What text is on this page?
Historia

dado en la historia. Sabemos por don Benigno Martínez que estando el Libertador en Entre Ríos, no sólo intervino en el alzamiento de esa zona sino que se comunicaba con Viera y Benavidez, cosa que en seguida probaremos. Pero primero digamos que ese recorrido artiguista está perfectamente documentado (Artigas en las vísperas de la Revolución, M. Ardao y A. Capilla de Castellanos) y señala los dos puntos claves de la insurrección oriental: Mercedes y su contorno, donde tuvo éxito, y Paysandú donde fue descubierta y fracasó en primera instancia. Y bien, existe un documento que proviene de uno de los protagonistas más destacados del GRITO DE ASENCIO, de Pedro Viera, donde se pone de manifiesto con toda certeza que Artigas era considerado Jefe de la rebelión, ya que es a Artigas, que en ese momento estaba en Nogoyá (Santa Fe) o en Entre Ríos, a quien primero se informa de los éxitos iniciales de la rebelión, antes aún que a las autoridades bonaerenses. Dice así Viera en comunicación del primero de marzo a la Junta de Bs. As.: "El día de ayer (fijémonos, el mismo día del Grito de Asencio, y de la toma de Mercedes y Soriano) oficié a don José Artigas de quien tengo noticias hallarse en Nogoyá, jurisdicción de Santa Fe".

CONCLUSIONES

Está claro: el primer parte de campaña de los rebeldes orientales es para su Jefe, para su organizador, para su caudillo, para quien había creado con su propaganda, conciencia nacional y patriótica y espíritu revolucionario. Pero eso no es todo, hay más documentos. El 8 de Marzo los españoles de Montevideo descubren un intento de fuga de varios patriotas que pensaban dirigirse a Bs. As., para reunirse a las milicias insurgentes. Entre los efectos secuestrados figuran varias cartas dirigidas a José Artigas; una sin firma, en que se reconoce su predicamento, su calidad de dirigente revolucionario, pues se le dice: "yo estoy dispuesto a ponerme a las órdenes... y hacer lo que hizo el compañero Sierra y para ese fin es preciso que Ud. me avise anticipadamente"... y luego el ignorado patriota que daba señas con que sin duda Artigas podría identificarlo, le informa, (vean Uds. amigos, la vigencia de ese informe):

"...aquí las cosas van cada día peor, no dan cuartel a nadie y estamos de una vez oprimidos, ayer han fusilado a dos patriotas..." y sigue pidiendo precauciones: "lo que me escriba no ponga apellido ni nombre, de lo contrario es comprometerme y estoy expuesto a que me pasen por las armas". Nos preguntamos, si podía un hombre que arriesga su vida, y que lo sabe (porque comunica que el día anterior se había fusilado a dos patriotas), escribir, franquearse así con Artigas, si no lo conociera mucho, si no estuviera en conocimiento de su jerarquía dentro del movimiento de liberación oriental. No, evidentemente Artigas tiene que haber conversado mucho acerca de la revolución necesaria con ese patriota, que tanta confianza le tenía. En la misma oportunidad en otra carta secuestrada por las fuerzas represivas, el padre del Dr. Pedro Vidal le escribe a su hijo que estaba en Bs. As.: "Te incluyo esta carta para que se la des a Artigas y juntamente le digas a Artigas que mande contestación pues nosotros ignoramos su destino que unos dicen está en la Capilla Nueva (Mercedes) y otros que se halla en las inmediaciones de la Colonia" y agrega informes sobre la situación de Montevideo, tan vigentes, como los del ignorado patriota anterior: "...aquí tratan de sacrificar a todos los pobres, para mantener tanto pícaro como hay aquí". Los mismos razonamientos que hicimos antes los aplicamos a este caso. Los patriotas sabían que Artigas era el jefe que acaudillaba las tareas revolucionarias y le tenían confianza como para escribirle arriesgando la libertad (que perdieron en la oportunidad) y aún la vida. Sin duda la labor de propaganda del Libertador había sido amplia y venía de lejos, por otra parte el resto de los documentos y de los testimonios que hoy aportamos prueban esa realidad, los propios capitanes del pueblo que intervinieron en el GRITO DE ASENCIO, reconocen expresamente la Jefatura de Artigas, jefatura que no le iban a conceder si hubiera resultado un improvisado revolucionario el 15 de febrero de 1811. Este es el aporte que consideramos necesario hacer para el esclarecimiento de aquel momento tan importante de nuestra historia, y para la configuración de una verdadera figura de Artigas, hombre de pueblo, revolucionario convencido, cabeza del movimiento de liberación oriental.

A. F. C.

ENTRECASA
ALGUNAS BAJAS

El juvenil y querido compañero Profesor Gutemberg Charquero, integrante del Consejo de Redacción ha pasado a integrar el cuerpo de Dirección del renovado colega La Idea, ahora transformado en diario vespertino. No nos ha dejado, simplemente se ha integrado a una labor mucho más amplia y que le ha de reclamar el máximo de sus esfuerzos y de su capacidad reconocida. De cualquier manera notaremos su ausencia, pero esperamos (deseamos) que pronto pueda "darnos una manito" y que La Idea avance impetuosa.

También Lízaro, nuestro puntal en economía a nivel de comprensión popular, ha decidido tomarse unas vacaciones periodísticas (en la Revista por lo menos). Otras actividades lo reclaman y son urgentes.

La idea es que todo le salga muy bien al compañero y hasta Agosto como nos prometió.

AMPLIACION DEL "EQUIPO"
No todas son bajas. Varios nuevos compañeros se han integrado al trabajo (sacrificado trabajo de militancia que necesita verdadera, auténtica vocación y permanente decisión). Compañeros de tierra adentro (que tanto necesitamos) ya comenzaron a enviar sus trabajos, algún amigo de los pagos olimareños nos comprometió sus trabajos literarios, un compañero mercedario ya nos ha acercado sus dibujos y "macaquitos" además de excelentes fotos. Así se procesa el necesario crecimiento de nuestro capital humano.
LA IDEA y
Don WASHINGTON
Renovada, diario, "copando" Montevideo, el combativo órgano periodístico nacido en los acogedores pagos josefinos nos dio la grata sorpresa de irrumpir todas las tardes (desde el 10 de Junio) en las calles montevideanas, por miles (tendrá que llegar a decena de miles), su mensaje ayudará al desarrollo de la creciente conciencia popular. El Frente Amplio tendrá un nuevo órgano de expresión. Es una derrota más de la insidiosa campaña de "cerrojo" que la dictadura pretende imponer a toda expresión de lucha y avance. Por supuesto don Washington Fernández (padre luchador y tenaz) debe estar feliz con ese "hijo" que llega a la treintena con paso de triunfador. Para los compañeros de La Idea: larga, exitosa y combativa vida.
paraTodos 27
━━━━
_Written instruction_
Work out how many lines of the listing above include "nuestro". Answer with the number and nothing more.

_Final result_
2